++++ DATASET CONTENT

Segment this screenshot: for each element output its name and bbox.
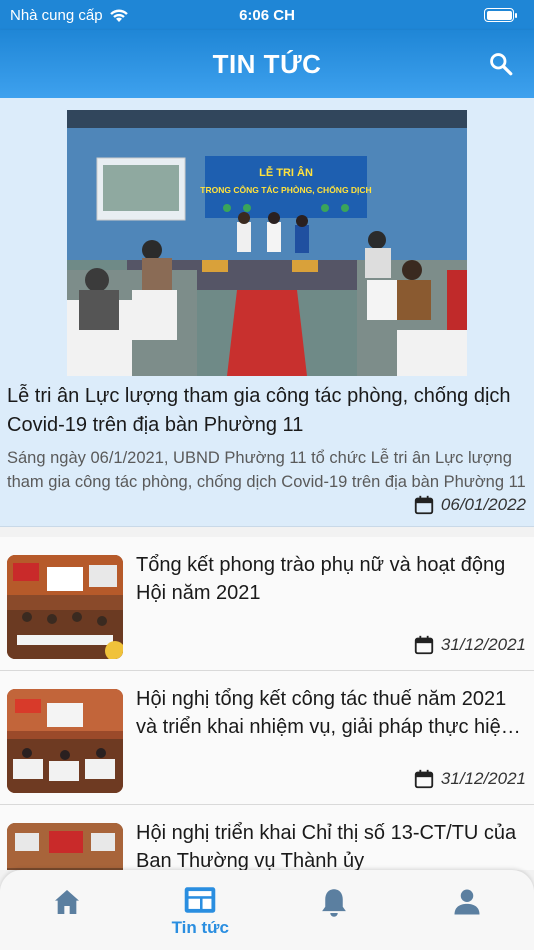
- list-item[interactable]: Hội nghị triển khai Chỉ thị số 13-CT/TU …: [0, 805, 534, 870]
- tab-news[interactable]: Tin tức: [134, 870, 268, 950]
- search-icon: [490, 53, 513, 76]
- article-title: Hội nghị tổng kết công tác thuế năm 2021…: [136, 688, 512, 738]
- tab-notifications[interactable]: [267, 870, 401, 950]
- carrier-label: Nhà cung cấp: [10, 6, 103, 24]
- carrier-group: Nhà cung cấp: [10, 7, 129, 24]
- tab-news-label: Tin tức: [171, 918, 229, 937]
- article-thumbnail: [7, 823, 123, 870]
- search-button[interactable]: [484, 47, 518, 81]
- featured-date: 06/01/2022: [0, 494, 534, 516]
- article-date: 31/12/2021: [413, 768, 534, 790]
- date-text: 06/01/2022: [440, 495, 526, 514]
- date-text: 31/12/2021: [440, 635, 526, 654]
- date-text: 31/12/2021: [440, 769, 526, 788]
- app-header: TIN TỨC: [0, 30, 534, 98]
- featured-title: Lễ tri ân Lực lượng tham gia công tác ph…: [7, 385, 511, 436]
- banner-line2: TRONG CÔNG TÁC PHÒNG, CHỐNG DỊCH: [200, 184, 371, 195]
- banner-line1: LỄ TRI ÂN: [259, 166, 313, 179]
- featured-photo: LỄ TRI ÂN TRONG CÔNG TÁC PHÒNG, CHỐNG DỊ…: [67, 110, 467, 376]
- tab-home[interactable]: [0, 870, 134, 950]
- battery-icon: [484, 8, 517, 22]
- article-thumbnail: [7, 555, 123, 659]
- article-date: 31/12/2021: [413, 634, 534, 656]
- tab-profile[interactable]: [401, 870, 534, 950]
- list-item[interactable]: Hội nghị tổng kết công tác thuế năm 2021…: [0, 671, 534, 805]
- wifi-icon: [109, 9, 128, 22]
- bell-icon: [321, 889, 346, 917]
- page-title: TIN TỨC: [212, 48, 322, 79]
- bottom-tab-bar: Tin tức: [0, 870, 534, 950]
- calendar-icon: [414, 495, 434, 515]
- calendar-icon: [414, 769, 434, 789]
- list-item[interactable]: Tổng kết phong trào phụ nữ và hoạt động …: [0, 537, 534, 671]
- user-icon: [454, 889, 480, 915]
- news-icon: [184, 887, 216, 913]
- article-title: Tổng kết phong trào phụ nữ và hoạt động …: [136, 554, 506, 604]
- calendar-icon: [414, 635, 434, 655]
- home-icon: [54, 890, 79, 914]
- status-bar: Nhà cung cấp 6:06 CH: [0, 0, 534, 30]
- featured-summary: Sáng ngày 06/1/2021, UBND Phường 11 tổ c…: [7, 449, 526, 491]
- news-list[interactable]: LỄ TRI ÂN TRONG CÔNG TÁC PHÒNG, CHỐNG DỊ…: [0, 98, 534, 870]
- featured-article[interactable]: LỄ TRI ÂN TRONG CÔNG TÁC PHÒNG, CHỐNG DỊ…: [0, 98, 534, 527]
- article-thumbnail: [7, 689, 123, 793]
- article-title: Hội nghị triển khai Chỉ thị số 13-CT/TU …: [136, 822, 517, 870]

++++++++

**SHORT PROBLEM**
Please copy every line of the items above word for word, leaving out the pictures.

**WRITTEN RESPONSE**
Segment this screenshot: for each element output its name and bbox.
- list-item[interactable]: Hội nghị triển khai Chỉ thị số 13-CT/TU …: [0, 805, 534, 870]
- tab-news[interactable]: Tin tức: [134, 870, 268, 950]
- search-icon: [490, 53, 513, 76]
- article-title: Hội nghị tổng kết công tác thuế năm 2021…: [136, 688, 512, 738]
- tab-notifications[interactable]: [267, 870, 401, 950]
- carrier-label: Nhà cung cấp: [10, 6, 103, 24]
- carrier-group: Nhà cung cấp: [10, 7, 129, 24]
- tab-news-label: Tin tức: [171, 918, 229, 937]
- article-thumbnail: [7, 823, 123, 870]
- search-button[interactable]: [484, 47, 518, 81]
- featured-date: 06/01/2022: [0, 494, 534, 516]
- article-date: 31/12/2021: [413, 768, 534, 790]
- date-text: 06/01/2022: [440, 495, 526, 514]
- date-text: 31/12/2021: [440, 635, 526, 654]
- date-text: 31/12/2021: [440, 769, 526, 788]
- app-header: TIN TỨC: [0, 30, 534, 98]
- featured-title: Lễ tri ân Lực lượng tham gia công tác ph…: [7, 385, 511, 436]
- banner-line2: TRONG CÔNG TÁC PHÒNG, CHỐNG DỊCH: [200, 184, 371, 195]
- banner-line1: LỄ TRI ÂN: [259, 166, 313, 179]
- featured-photo: LỄ TRI ÂN TRONG CÔNG TÁC PHÒNG, CHỐNG DỊ…: [67, 110, 467, 376]
- tab-home[interactable]: [0, 870, 134, 950]
- battery-icon: [484, 8, 517, 22]
- article-thumbnail: [7, 555, 123, 659]
- article-date: 31/12/2021: [413, 634, 534, 656]
- tab-profile[interactable]: [401, 870, 534, 950]
- list-item[interactable]: Hội nghị tổng kết công tác thuế năm 2021…: [0, 671, 534, 805]
- wifi-icon: [109, 9, 128, 22]
- bell-icon: [321, 889, 346, 917]
- page-title: TIN TỨC: [212, 48, 322, 79]
- bottom-tab-bar: Tin tức: [0, 870, 534, 950]
- calendar-icon: [414, 495, 434, 515]
- calendar-icon: [414, 769, 434, 789]
- list-item[interactable]: Tổng kết phong trào phụ nữ và hoạt động …: [0, 537, 534, 671]
- user-icon: [454, 889, 480, 915]
- news-icon: [184, 887, 216, 913]
- article-title: Tổng kết phong trào phụ nữ và hoạt động …: [136, 554, 506, 604]
- calendar-icon: [414, 635, 434, 655]
- home-icon: [54, 890, 79, 914]
- status-bar: Nhà cung cấp 6:06 CH: [0, 0, 534, 30]
- featured-summary: Sáng ngày 06/1/2021, UBND Phường 11 tổ c…: [7, 449, 526, 491]
- news-list[interactable]: LỄ TRI ÂN TRONG CÔNG TÁC PHÒNG, CHỐNG DỊ…: [0, 98, 534, 870]
- featured-article[interactable]: LỄ TRI ÂN TRONG CÔNG TÁC PHÒNG, CHỐNG DỊ…: [0, 98, 534, 527]
- article-thumbnail: [7, 689, 123, 793]
- article-title: Hội nghị triển khai Chỉ thị số 13-CT/TU …: [136, 822, 517, 870]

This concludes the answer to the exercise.